What to work on: How many lines of the data hold the word "xlabel"? State the number and nothing else.

##### Exercise material #####

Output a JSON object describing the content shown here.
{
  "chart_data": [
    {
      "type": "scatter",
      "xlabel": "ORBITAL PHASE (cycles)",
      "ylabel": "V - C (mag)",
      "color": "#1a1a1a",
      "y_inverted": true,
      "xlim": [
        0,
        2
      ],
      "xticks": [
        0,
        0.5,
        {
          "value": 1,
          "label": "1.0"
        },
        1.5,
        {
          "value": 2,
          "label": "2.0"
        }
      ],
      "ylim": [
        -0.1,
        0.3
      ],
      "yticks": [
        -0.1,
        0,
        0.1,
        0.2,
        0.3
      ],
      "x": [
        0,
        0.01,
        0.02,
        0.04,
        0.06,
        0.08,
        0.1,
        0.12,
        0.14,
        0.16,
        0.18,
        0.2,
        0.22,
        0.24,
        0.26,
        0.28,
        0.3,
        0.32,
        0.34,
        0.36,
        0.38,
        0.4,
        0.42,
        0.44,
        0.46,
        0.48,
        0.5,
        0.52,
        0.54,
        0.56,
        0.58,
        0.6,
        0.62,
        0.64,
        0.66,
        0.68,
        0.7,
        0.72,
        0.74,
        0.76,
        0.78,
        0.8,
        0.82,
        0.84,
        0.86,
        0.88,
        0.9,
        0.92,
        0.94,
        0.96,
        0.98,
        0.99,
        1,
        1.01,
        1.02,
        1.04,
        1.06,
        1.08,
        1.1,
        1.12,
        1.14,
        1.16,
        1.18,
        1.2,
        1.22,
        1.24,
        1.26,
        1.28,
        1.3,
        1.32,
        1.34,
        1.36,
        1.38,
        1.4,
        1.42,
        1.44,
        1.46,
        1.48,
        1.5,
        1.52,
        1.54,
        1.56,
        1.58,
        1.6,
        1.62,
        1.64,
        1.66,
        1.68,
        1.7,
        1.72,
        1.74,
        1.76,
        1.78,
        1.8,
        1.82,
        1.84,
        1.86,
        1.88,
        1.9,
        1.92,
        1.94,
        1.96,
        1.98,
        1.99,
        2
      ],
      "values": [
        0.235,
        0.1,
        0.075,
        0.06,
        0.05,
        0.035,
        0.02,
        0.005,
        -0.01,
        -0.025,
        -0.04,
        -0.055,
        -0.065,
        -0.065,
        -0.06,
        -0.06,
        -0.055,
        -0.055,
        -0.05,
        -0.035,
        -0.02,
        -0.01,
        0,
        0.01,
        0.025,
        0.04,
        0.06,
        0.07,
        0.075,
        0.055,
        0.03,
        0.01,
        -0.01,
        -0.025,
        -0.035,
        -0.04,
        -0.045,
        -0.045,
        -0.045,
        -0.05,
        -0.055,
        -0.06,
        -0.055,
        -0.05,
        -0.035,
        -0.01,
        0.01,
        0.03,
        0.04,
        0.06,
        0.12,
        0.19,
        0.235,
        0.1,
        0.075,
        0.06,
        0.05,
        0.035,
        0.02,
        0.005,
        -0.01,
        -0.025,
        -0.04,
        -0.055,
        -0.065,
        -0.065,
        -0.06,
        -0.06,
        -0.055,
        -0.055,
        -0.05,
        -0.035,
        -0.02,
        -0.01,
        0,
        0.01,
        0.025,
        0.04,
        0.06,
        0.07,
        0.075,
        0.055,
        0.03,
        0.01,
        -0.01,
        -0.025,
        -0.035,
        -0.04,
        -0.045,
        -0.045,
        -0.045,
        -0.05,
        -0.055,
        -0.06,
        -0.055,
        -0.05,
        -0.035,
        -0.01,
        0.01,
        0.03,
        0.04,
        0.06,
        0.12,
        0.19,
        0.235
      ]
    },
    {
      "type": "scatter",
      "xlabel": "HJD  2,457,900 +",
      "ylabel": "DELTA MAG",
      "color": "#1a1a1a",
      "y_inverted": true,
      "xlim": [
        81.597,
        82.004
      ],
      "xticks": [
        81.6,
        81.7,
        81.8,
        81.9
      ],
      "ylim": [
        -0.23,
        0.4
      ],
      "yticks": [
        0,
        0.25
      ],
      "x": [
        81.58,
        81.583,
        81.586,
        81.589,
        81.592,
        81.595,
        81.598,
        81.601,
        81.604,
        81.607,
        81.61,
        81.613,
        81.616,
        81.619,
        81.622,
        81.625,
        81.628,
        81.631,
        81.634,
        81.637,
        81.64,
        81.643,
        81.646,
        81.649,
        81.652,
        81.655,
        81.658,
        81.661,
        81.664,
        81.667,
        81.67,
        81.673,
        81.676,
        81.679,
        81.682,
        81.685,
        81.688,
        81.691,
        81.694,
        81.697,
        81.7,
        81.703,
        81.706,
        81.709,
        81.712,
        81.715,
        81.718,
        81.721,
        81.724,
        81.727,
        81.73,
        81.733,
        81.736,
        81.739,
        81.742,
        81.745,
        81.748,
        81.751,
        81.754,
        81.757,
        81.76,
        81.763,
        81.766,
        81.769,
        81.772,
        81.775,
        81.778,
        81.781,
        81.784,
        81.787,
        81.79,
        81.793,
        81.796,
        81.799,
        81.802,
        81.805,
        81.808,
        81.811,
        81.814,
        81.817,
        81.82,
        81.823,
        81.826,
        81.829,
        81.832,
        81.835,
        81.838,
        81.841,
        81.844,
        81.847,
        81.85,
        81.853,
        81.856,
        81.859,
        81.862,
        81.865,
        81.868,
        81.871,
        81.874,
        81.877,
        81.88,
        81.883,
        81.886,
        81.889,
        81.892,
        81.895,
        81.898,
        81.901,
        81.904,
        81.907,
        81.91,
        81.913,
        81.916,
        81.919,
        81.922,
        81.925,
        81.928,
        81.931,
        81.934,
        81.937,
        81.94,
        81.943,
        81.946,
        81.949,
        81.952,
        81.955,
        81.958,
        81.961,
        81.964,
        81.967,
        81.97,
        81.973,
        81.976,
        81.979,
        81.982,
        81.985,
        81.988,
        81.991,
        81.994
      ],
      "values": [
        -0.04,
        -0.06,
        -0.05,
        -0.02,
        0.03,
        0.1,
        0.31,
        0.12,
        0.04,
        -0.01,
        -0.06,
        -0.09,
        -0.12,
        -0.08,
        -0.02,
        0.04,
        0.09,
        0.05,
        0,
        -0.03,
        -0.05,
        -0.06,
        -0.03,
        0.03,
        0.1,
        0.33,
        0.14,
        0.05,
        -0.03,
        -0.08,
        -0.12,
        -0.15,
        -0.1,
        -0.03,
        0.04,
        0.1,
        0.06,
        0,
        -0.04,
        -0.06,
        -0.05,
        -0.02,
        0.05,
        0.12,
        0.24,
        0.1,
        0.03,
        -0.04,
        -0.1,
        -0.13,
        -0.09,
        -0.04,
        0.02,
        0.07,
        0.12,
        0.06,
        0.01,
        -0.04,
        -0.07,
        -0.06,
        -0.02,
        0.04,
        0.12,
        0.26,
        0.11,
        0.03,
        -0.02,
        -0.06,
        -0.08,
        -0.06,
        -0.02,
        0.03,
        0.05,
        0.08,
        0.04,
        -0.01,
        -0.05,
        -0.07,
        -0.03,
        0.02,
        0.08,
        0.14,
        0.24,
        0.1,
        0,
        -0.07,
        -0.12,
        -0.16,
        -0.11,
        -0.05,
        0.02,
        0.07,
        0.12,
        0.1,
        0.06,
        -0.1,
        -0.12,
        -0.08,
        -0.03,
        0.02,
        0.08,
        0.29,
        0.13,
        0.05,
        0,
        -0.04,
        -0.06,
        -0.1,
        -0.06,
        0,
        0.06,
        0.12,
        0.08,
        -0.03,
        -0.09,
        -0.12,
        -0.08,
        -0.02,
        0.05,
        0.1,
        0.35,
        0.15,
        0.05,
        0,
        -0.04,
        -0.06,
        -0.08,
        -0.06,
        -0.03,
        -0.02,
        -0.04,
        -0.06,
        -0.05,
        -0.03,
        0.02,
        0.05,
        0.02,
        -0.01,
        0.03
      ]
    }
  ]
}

#####

Solution to this problem: 2